§ **What to work on**
Each line of the listing that contains the word "телекоммуникационной" is to be copied.

§ **Information provided**
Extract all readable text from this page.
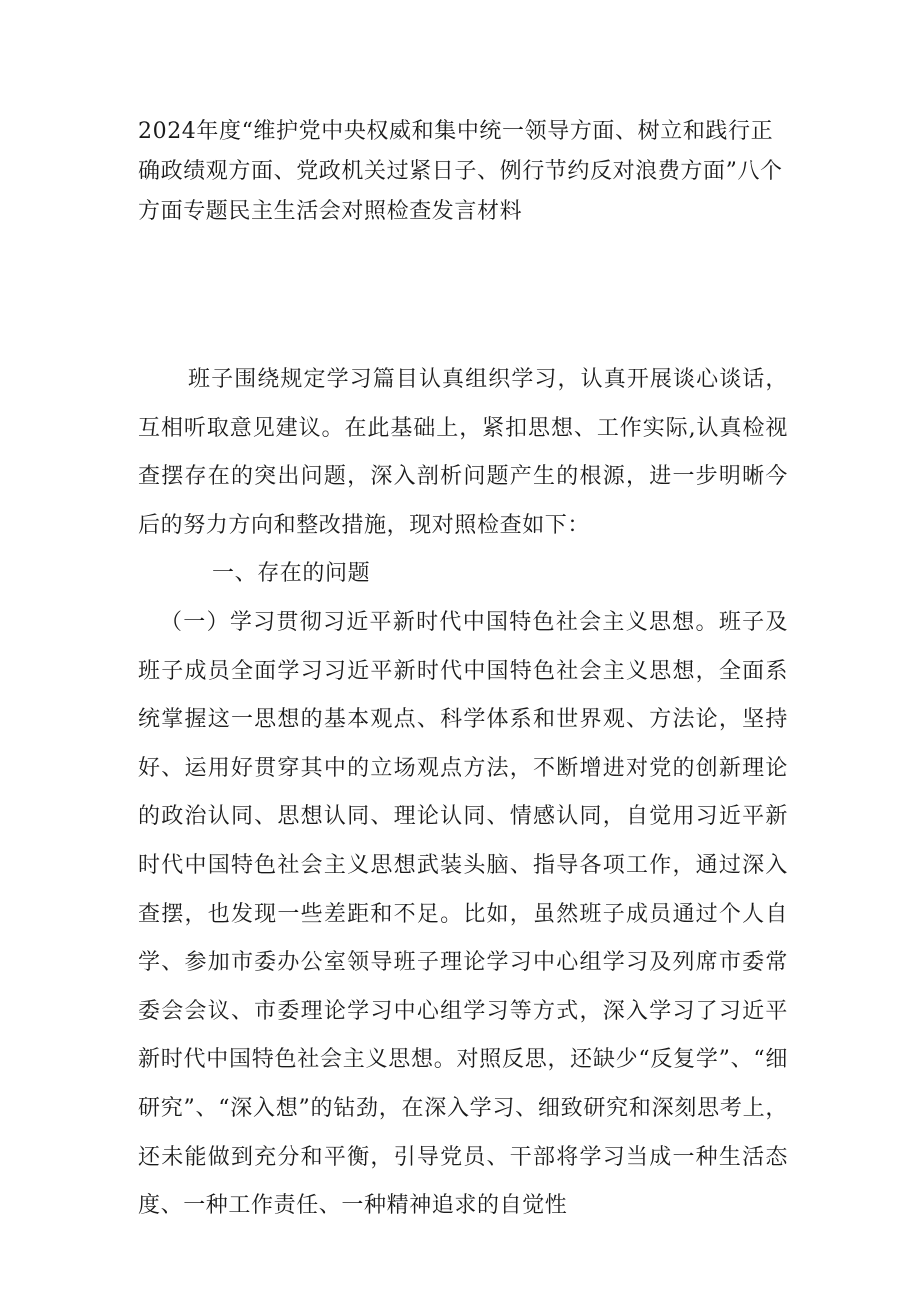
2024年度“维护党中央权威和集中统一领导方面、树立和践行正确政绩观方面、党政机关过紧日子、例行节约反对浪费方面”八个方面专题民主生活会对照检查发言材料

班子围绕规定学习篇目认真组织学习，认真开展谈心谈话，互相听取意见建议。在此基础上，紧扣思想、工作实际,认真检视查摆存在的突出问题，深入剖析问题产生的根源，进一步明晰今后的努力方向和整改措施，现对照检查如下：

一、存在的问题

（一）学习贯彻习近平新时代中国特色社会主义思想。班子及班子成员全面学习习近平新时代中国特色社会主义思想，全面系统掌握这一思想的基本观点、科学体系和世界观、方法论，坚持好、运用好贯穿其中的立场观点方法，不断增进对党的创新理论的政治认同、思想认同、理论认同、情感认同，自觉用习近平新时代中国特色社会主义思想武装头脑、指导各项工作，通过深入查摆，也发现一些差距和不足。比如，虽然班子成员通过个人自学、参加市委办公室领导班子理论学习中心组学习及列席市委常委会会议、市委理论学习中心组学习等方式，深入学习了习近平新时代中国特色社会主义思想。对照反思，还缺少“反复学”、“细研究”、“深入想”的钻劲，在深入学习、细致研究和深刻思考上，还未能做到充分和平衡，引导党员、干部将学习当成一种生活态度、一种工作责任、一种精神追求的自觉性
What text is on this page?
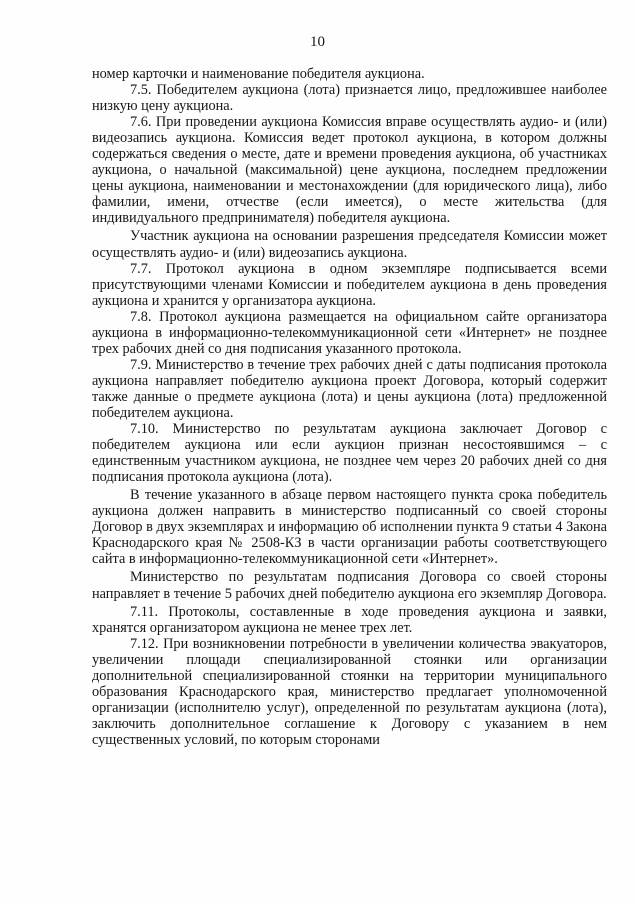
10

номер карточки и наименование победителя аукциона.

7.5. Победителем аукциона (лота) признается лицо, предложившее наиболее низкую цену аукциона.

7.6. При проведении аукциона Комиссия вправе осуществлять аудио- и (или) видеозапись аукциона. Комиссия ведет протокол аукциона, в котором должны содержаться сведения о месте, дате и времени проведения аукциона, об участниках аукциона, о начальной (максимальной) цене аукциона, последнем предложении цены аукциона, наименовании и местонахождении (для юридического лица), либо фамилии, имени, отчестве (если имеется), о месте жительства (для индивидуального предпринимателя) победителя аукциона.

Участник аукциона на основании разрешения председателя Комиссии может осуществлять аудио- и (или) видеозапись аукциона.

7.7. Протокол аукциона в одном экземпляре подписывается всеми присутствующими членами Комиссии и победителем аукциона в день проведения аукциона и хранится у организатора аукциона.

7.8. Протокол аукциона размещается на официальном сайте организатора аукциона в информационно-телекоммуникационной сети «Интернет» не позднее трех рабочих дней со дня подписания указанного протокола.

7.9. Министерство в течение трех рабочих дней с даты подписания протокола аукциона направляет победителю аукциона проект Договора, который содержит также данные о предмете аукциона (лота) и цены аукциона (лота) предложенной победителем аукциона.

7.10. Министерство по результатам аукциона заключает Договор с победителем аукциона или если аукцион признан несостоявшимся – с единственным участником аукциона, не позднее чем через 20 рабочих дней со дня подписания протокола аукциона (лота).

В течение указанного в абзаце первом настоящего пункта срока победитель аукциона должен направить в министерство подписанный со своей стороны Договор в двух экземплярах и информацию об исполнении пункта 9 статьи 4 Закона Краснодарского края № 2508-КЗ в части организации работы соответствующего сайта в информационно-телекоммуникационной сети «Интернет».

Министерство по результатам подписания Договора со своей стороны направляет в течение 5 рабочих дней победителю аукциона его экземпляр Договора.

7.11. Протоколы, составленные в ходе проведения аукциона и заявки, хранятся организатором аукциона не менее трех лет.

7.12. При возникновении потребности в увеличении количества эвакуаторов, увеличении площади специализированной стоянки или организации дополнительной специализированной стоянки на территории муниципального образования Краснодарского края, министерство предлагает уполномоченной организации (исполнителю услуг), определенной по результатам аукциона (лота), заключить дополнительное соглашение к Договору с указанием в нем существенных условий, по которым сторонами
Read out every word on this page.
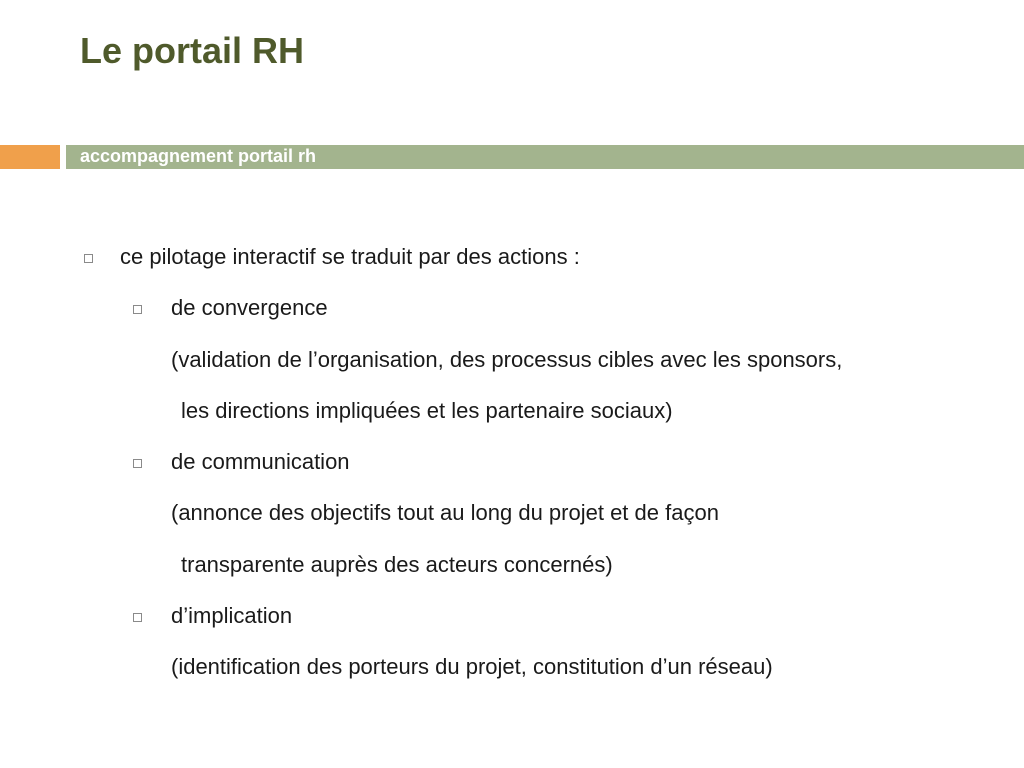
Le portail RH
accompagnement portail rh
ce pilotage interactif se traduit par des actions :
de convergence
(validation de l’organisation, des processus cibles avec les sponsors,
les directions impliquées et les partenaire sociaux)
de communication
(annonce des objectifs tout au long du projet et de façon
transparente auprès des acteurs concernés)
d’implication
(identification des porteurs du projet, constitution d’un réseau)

==

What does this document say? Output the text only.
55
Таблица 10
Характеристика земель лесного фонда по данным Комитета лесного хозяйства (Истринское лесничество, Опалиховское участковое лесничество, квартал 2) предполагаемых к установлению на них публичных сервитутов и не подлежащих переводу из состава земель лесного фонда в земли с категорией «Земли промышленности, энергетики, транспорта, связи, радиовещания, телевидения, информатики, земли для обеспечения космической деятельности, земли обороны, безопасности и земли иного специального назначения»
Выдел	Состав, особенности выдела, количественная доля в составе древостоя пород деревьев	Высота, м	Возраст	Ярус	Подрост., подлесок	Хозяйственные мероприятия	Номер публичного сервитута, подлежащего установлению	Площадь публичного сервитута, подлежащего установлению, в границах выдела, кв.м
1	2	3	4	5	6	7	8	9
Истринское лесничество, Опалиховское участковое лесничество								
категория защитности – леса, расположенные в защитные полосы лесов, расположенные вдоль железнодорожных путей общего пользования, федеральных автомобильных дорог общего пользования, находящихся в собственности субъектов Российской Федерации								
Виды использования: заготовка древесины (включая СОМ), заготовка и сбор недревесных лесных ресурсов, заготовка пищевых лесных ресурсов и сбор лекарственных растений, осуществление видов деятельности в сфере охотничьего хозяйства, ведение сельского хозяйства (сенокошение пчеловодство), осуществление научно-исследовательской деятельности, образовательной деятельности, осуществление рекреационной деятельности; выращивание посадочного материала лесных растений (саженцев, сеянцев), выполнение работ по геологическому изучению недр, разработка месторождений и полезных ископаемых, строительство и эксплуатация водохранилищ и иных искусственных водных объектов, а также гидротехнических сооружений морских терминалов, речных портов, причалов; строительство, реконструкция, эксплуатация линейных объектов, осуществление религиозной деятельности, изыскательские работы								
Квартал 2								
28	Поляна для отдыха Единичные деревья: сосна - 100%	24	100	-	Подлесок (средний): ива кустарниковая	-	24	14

§ **Written answer**
7.8. Протокол аукциона размещается на официальном сайте организатора аукциона в информационно-телекоммуникационной сети «Интернет» не позднее трех рабочих дней со дня подписания указанного протокола.
В течение указанного в абзаце первом настоящего пункта срока победитель аукциона должен направить в министерство подписанный со своей стороны Договор в двух экземплярах и информацию об исполнении пункта 9 статьи 4 Закона Краснодарского края № 2508-КЗ в части организации работы соответствующего сайта в информационно-телекоммуникационной сети «Интернет».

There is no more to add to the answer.